● **What to do**: Reproduce all the entries exactly and keep the pictures out.

__________

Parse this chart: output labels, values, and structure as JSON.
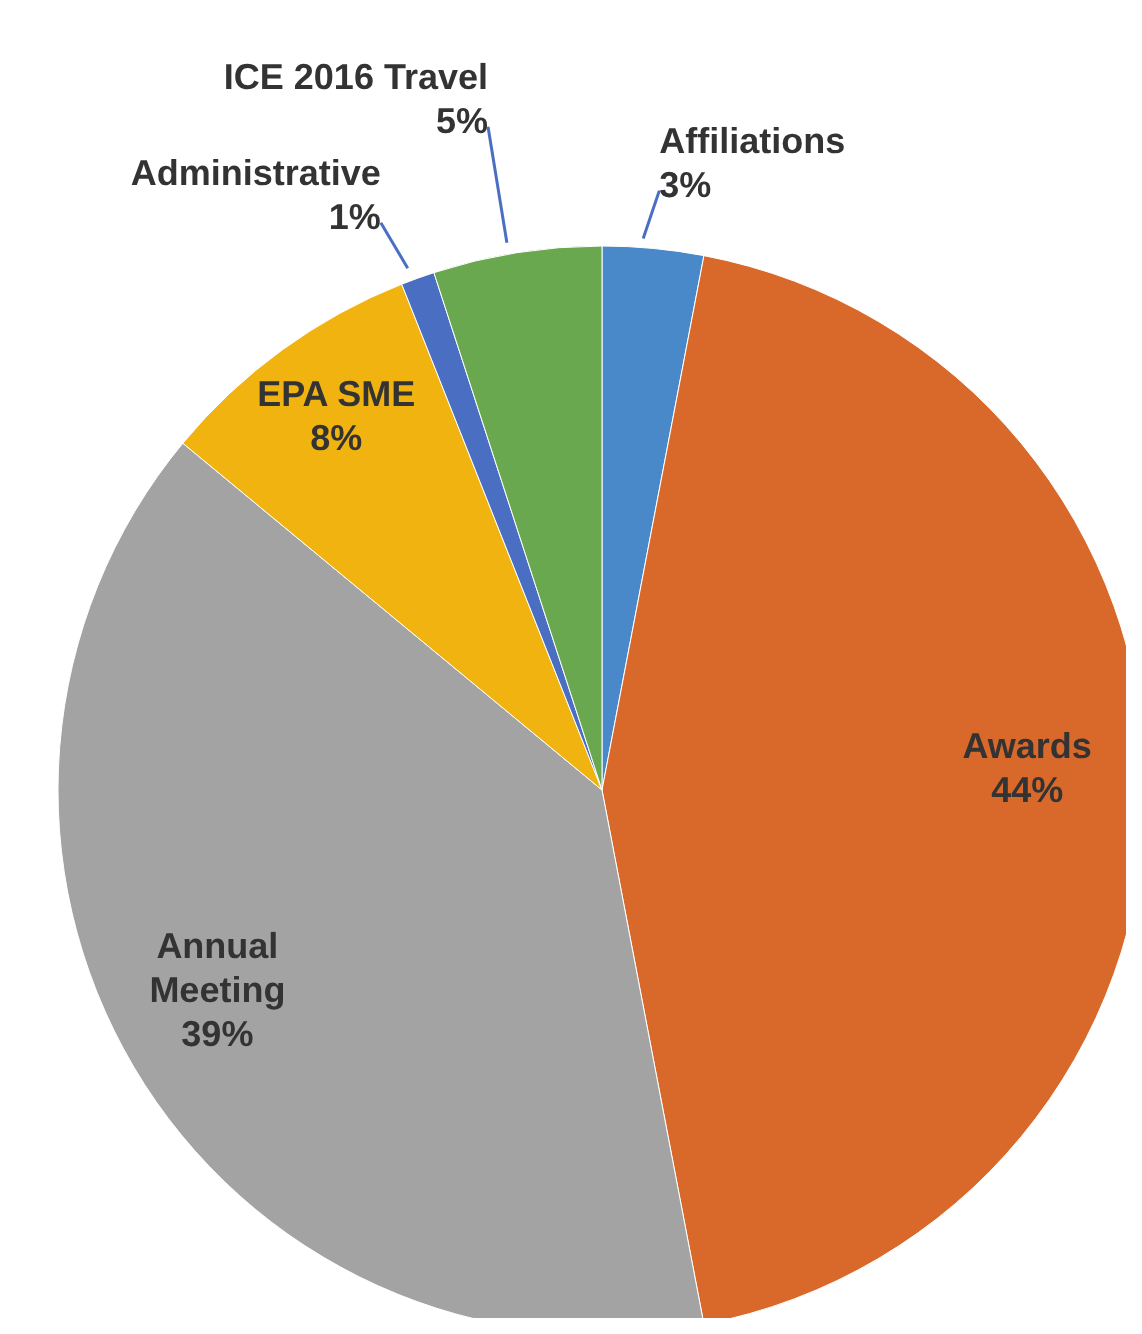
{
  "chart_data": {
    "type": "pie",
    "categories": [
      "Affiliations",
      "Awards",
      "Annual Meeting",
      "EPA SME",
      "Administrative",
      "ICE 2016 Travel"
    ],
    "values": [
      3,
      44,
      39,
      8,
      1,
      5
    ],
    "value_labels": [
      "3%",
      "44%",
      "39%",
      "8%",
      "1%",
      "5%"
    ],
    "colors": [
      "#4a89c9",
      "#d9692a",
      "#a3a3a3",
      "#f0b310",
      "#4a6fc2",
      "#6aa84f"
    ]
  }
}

__________

● **Result**:
Parse this chart: output labels, values, and structure as JSON.
{
  "chart_data": {
    "type": "pie",
    "categories": [
      "Affiliations",
      "Awards",
      "Annual Meeting",
      "EPA SME",
      "Administrative",
      "ICE 2016 Travel"
    ],
    "values": [
      3,
      44,
      39,
      8,
      1,
      5
    ],
    "value_labels": [
      "3%",
      "44%",
      "39%",
      "8%",
      "1%",
      "5%"
    ],
    "colors": [
      "#4a89c9",
      "#d9692a",
      "#a3a3a3",
      "#f0b310",
      "#4a6fc2",
      "#6aa84f"
    ]
  }
}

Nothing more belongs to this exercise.